**** AVAILABLE RECORDS ****

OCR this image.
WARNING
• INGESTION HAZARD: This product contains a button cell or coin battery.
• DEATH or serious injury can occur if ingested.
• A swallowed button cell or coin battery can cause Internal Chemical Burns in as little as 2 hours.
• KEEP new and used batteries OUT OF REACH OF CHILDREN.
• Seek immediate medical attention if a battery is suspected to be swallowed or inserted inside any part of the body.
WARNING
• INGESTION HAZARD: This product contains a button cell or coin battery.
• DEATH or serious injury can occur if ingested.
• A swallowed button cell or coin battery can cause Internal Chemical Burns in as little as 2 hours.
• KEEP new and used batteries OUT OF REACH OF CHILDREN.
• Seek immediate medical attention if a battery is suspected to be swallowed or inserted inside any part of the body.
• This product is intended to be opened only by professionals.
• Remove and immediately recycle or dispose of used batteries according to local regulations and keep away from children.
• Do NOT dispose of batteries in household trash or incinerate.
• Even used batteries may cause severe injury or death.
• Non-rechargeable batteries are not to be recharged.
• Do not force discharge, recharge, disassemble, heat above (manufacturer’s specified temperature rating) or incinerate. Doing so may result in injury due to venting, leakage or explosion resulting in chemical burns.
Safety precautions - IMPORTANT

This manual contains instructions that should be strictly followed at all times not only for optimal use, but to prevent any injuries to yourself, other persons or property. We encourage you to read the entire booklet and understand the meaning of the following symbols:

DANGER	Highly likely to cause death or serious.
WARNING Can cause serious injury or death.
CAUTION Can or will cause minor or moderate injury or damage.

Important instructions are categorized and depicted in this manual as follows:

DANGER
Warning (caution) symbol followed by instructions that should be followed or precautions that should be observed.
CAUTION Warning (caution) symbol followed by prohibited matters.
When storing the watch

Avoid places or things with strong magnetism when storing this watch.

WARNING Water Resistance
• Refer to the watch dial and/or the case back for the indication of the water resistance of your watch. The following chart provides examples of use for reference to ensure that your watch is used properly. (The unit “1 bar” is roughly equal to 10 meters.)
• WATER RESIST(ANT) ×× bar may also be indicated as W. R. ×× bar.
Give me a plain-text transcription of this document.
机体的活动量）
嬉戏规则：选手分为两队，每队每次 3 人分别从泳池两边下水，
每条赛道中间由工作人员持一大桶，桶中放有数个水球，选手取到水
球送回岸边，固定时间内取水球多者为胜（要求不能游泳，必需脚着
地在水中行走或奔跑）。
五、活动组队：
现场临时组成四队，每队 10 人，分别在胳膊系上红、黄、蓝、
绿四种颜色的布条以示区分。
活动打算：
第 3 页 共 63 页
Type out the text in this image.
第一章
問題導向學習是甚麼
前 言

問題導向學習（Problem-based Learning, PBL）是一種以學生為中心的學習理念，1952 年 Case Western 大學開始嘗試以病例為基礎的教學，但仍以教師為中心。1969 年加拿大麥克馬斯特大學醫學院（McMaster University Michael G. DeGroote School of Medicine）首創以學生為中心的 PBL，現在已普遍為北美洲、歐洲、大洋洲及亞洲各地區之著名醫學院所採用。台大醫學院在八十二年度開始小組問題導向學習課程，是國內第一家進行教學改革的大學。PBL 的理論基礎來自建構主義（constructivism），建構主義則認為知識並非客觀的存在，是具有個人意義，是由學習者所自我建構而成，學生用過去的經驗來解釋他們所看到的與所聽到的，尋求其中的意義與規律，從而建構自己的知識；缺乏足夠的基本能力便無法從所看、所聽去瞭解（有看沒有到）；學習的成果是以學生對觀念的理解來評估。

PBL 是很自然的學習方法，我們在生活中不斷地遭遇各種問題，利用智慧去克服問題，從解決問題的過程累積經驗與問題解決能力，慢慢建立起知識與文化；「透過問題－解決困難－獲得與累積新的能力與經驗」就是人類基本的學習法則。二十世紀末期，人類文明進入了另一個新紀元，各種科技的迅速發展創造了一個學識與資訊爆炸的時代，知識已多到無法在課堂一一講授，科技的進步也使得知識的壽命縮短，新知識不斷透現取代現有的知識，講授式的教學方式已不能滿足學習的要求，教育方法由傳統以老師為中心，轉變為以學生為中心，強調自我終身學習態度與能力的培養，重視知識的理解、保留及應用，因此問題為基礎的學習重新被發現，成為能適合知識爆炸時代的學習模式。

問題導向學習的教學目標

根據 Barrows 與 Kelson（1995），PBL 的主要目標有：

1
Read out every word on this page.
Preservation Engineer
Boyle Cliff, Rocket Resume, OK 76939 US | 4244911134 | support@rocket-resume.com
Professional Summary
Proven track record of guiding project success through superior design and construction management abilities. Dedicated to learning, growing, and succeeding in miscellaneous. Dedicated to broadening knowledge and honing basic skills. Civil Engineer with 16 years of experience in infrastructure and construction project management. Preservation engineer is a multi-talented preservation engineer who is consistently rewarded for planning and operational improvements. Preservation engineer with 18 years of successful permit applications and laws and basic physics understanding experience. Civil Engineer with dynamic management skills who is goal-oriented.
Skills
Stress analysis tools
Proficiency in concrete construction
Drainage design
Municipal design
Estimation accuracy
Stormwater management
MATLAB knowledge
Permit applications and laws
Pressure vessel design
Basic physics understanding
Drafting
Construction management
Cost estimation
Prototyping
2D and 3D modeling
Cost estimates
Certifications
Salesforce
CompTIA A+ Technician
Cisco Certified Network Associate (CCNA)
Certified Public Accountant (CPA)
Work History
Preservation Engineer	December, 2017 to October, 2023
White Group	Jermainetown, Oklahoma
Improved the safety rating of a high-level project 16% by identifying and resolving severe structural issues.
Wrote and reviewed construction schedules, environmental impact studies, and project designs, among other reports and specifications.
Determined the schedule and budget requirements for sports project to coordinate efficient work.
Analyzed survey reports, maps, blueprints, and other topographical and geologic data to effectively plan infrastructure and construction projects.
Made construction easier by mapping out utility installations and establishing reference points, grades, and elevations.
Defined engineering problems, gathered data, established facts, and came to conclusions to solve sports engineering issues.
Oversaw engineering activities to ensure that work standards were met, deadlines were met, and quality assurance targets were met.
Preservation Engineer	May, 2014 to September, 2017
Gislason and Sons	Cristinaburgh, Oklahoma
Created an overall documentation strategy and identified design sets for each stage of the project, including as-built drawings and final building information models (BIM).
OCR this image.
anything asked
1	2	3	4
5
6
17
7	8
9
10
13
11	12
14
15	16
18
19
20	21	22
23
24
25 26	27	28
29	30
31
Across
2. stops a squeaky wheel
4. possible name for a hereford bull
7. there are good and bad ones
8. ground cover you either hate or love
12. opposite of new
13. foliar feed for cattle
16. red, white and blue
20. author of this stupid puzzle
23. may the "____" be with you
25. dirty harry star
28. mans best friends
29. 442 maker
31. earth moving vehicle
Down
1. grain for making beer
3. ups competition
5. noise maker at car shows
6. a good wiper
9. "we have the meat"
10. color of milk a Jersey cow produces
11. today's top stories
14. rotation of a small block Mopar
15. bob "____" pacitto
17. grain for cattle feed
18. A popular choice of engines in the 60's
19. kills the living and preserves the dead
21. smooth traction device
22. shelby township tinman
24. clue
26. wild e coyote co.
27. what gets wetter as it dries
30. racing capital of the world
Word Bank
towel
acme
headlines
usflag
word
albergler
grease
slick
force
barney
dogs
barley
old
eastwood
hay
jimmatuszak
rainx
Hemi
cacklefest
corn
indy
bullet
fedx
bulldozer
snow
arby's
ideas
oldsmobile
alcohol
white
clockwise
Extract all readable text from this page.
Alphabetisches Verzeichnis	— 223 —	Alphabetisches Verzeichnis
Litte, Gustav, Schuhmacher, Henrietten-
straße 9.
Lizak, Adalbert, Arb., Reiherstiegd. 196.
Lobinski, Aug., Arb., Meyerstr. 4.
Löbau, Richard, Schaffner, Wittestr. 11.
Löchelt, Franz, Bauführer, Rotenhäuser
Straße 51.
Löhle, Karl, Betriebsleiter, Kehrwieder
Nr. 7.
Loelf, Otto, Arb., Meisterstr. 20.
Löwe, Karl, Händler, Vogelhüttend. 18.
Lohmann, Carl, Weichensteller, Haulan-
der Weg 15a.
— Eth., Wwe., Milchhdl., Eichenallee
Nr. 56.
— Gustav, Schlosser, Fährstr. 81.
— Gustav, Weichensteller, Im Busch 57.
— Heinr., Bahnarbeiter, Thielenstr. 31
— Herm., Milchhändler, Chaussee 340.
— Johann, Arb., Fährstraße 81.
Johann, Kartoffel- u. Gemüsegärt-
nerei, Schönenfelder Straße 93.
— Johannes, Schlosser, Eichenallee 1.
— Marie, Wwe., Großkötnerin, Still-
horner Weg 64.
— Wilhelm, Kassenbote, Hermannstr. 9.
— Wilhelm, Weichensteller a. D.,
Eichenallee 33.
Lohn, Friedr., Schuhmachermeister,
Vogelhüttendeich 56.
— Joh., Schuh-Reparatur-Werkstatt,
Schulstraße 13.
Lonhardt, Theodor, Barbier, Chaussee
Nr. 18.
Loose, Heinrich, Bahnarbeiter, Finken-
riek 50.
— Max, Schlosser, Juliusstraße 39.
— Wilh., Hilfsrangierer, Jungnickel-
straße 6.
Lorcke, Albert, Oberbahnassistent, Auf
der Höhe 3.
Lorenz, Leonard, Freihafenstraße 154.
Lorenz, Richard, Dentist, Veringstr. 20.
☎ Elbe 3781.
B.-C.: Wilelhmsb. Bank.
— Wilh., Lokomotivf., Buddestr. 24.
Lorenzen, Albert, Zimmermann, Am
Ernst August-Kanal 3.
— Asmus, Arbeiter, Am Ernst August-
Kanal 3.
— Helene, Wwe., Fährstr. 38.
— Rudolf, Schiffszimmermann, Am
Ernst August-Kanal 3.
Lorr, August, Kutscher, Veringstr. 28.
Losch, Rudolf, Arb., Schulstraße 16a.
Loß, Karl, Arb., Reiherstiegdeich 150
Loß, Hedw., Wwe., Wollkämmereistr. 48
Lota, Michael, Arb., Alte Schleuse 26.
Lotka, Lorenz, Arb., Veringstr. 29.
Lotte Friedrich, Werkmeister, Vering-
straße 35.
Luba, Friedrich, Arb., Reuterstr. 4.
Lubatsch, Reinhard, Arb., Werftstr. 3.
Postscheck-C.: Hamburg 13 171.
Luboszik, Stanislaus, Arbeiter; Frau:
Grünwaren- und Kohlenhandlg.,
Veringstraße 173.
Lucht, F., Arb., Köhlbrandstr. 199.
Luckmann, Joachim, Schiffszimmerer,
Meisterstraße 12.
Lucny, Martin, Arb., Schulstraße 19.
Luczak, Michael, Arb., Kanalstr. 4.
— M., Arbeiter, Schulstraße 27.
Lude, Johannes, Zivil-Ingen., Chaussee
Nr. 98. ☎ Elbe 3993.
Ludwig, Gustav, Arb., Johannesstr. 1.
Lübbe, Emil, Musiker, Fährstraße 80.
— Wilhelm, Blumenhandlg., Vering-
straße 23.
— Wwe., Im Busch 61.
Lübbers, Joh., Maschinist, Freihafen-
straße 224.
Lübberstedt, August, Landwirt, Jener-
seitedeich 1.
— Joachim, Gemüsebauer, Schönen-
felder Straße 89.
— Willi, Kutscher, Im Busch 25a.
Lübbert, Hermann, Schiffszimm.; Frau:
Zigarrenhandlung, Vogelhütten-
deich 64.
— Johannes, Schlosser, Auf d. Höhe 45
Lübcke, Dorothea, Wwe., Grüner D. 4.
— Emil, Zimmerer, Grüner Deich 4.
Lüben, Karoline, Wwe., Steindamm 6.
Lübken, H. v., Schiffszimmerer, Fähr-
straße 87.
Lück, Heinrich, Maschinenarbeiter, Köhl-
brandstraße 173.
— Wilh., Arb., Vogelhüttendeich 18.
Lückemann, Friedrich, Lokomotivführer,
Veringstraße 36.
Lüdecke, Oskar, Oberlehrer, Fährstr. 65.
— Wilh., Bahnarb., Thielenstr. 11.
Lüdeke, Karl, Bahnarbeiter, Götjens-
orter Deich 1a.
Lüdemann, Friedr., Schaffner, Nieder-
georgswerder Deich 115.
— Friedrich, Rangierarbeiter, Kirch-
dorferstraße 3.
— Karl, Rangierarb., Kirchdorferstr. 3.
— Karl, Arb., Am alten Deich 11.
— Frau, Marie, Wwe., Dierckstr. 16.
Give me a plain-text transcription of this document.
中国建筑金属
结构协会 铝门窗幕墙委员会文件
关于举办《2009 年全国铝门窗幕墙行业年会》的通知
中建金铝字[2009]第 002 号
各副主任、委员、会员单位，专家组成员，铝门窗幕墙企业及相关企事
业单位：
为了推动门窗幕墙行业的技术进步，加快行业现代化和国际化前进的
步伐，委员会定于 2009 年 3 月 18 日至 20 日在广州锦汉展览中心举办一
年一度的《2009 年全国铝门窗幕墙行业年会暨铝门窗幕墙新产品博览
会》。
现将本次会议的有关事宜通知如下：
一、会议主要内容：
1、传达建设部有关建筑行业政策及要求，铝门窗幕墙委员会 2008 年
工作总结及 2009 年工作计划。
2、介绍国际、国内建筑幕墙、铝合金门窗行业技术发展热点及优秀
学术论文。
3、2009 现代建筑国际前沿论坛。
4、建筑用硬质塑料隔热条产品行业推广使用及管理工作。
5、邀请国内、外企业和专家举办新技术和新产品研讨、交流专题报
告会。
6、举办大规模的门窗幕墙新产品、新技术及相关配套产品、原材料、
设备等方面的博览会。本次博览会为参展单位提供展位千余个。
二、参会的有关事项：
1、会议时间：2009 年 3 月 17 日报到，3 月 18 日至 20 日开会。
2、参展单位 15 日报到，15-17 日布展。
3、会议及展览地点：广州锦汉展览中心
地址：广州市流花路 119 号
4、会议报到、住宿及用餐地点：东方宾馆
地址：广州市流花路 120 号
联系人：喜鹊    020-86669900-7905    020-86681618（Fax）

****

- _WRITTEN EXERCISE_: Pull out all lines from the listing that contain the string "cattle".

- _TASK RESPONSE_:
13. foliar feed for cattle
17. grain for cattle feed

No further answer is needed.